**The request**
Search the records for "smooth". Copy every line where it appears.

**Extracted entries**
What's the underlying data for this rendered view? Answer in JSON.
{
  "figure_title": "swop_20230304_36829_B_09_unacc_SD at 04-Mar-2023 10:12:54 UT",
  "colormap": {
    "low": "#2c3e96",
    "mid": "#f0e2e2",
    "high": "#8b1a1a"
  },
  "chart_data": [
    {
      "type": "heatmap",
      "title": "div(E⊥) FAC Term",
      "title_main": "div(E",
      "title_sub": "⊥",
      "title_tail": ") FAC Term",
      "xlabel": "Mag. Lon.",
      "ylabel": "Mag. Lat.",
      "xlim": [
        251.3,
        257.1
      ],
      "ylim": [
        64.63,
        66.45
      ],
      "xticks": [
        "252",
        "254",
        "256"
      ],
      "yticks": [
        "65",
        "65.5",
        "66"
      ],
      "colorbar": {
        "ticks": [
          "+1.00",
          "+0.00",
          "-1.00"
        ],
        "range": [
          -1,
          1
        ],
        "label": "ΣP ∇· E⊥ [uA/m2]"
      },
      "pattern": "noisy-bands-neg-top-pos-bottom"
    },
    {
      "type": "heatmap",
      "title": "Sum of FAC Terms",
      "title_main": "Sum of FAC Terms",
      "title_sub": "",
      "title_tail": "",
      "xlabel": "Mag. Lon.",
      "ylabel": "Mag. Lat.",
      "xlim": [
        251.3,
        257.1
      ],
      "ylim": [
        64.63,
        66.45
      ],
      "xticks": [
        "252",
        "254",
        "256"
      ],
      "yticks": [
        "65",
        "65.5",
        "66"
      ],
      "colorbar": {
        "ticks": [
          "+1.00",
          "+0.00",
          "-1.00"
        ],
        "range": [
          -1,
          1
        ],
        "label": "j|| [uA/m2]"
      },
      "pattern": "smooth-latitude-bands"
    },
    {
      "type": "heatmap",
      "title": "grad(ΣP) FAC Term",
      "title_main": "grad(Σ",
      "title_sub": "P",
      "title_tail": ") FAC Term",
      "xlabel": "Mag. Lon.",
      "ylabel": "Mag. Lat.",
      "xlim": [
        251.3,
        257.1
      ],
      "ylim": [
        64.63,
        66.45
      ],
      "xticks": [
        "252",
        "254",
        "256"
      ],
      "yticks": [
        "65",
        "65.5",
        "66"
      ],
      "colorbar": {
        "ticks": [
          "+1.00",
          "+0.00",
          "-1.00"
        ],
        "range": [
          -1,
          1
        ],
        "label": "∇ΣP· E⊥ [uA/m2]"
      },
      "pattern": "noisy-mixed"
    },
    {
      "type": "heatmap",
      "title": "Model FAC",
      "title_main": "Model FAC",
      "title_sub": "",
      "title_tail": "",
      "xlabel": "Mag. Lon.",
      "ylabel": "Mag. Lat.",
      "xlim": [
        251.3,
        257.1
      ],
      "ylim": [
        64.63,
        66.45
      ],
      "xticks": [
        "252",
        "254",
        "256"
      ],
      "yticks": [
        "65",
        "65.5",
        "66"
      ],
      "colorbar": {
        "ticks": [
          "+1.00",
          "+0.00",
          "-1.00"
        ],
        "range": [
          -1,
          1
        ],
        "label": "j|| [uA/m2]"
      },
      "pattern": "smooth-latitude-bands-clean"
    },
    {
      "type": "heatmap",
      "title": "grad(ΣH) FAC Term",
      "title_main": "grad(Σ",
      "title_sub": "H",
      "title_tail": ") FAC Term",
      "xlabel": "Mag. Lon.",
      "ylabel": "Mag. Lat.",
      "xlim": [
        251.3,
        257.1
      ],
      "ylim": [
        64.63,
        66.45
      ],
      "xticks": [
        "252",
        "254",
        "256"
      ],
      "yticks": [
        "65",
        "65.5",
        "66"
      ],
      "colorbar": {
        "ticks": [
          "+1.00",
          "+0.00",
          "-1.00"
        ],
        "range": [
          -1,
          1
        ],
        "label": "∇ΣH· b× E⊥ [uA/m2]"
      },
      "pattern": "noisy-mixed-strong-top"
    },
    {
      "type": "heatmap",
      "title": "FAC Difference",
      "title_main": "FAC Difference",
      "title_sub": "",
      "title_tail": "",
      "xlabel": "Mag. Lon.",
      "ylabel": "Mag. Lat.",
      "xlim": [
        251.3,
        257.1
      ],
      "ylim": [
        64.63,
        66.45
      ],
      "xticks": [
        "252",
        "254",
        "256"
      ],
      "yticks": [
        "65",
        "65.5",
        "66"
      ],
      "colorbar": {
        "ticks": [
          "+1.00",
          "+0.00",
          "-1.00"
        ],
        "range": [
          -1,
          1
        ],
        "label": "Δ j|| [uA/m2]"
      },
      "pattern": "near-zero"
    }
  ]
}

**Final answer**
      "pattern": "smooth-latitude-bands"
      "pattern": "smooth-latitude-bands-clean"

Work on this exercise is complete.